▸ EXERCISE TASK:
Exactly reproduce all the records, keeping pictures out of the copy.

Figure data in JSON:
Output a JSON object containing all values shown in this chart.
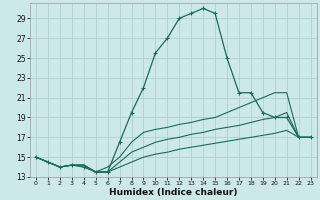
{
  "xlabel": "Humidex (Indice chaleur)",
  "background_color": "#cce8e8",
  "grid_color": "#aacccc",
  "line_color": "#1a6b5a",
  "xlim": [
    -0.5,
    23.5
  ],
  "ylim": [
    13,
    30.5
  ],
  "xticks": [
    0,
    1,
    2,
    3,
    4,
    5,
    6,
    7,
    8,
    9,
    10,
    11,
    12,
    13,
    14,
    15,
    16,
    17,
    18,
    19,
    20,
    21,
    22,
    23
  ],
  "yticks": [
    13,
    15,
    17,
    19,
    21,
    23,
    25,
    27,
    29
  ],
  "series": [
    {
      "x": [
        0,
        1,
        2,
        3,
        4,
        5,
        6,
        7,
        8,
        9,
        10,
        11,
        12,
        13,
        14,
        15,
        16,
        17,
        18,
        19,
        20,
        21,
        22,
        23
      ],
      "y": [
        15,
        14.5,
        14,
        14.2,
        14,
        13.5,
        13.5,
        16.5,
        19.5,
        22,
        25.5,
        27,
        29,
        29.5,
        30,
        29.5,
        25,
        21.5,
        21.5,
        19.5,
        19,
        19,
        17,
        17
      ],
      "marker": true
    },
    {
      "x": [
        0,
        1,
        2,
        3,
        4,
        5,
        6,
        7,
        8,
        9,
        10,
        11,
        12,
        13,
        14,
        15,
        16,
        17,
        18,
        19,
        20,
        21,
        22,
        23
      ],
      "y": [
        15,
        14.5,
        14,
        14.2,
        14.2,
        13.5,
        14,
        15,
        16.5,
        17.5,
        17.8,
        18,
        18.3,
        18.5,
        18.8,
        19,
        19.5,
        20,
        20.5,
        21,
        21.5,
        21.5,
        17,
        17
      ],
      "marker": false
    },
    {
      "x": [
        0,
        1,
        2,
        3,
        4,
        5,
        6,
        7,
        8,
        9,
        10,
        11,
        12,
        13,
        14,
        15,
        16,
        17,
        18,
        19,
        20,
        21,
        22,
        23
      ],
      "y": [
        15,
        14.5,
        14,
        14.2,
        14.2,
        13.5,
        13.5,
        14.5,
        15.5,
        16,
        16.5,
        16.8,
        17,
        17.3,
        17.5,
        17.8,
        18,
        18.2,
        18.5,
        18.8,
        19,
        19.5,
        17,
        17
      ],
      "marker": false
    },
    {
      "x": [
        0,
        1,
        2,
        3,
        4,
        5,
        6,
        7,
        8,
        9,
        10,
        11,
        12,
        13,
        14,
        15,
        16,
        17,
        18,
        19,
        20,
        21,
        22,
        23
      ],
      "y": [
        15,
        14.5,
        14,
        14.2,
        14.2,
        13.5,
        13.5,
        14,
        14.5,
        15,
        15.3,
        15.5,
        15.8,
        16,
        16.2,
        16.4,
        16.6,
        16.8,
        17,
        17.2,
        17.4,
        17.7,
        17,
        17
      ],
      "marker": false
    }
  ]
}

▸ RESULT OF THIS EXERCISE:
Output a JSON object containing all values shown in this chart.
{
  "xlabel": "Humidex (Indice chaleur)",
  "background_color": "#cce8e8",
  "grid_color": "#aacccc",
  "line_color": "#1a6b5a",
  "xlim": [
    -0.5,
    23.5
  ],
  "ylim": [
    13,
    30.5
  ],
  "xticks": [
    0,
    1,
    2,
    3,
    4,
    5,
    6,
    7,
    8,
    9,
    10,
    11,
    12,
    13,
    14,
    15,
    16,
    17,
    18,
    19,
    20,
    21,
    22,
    23
  ],
  "yticks": [
    13,
    15,
    17,
    19,
    21,
    23,
    25,
    27,
    29
  ],
  "series": [
    {
      "x": [
        0,
        1,
        2,
        3,
        4,
        5,
        6,
        7,
        8,
        9,
        10,
        11,
        12,
        13,
        14,
        15,
        16,
        17,
        18,
        19,
        20,
        21,
        22,
        23
      ],
      "y": [
        15,
        14.5,
        14,
        14.2,
        14,
        13.5,
        13.5,
        16.5,
        19.5,
        22,
        25.5,
        27,
        29,
        29.5,
        30,
        29.5,
        25,
        21.5,
        21.5,
        19.5,
        19,
        19,
        17,
        17
      ],
      "marker": true
    },
    {
      "x": [
        0,
        1,
        2,
        3,
        4,
        5,
        6,
        7,
        8,
        9,
        10,
        11,
        12,
        13,
        14,
        15,
        16,
        17,
        18,
        19,
        20,
        21,
        22,
        23
      ],
      "y": [
        15,
        14.5,
        14,
        14.2,
        14.2,
        13.5,
        14,
        15,
        16.5,
        17.5,
        17.8,
        18,
        18.3,
        18.5,
        18.8,
        19,
        19.5,
        20,
        20.5,
        21,
        21.5,
        21.5,
        17,
        17
      ],
      "marker": false
    },
    {
      "x": [
        0,
        1,
        2,
        3,
        4,
        5,
        6,
        7,
        8,
        9,
        10,
        11,
        12,
        13,
        14,
        15,
        16,
        17,
        18,
        19,
        20,
        21,
        22,
        23
      ],
      "y": [
        15,
        14.5,
        14,
        14.2,
        14.2,
        13.5,
        13.5,
        14.5,
        15.5,
        16,
        16.5,
        16.8,
        17,
        17.3,
        17.5,
        17.8,
        18,
        18.2,
        18.5,
        18.8,
        19,
        19.5,
        17,
        17
      ],
      "marker": false
    },
    {
      "x": [
        0,
        1,
        2,
        3,
        4,
        5,
        6,
        7,
        8,
        9,
        10,
        11,
        12,
        13,
        14,
        15,
        16,
        17,
        18,
        19,
        20,
        21,
        22,
        23
      ],
      "y": [
        15,
        14.5,
        14,
        14.2,
        14.2,
        13.5,
        13.5,
        14,
        14.5,
        15,
        15.3,
        15.5,
        15.8,
        16,
        16.2,
        16.4,
        16.6,
        16.8,
        17,
        17.2,
        17.4,
        17.7,
        17,
        17
      ],
      "marker": false
    }
  ]
}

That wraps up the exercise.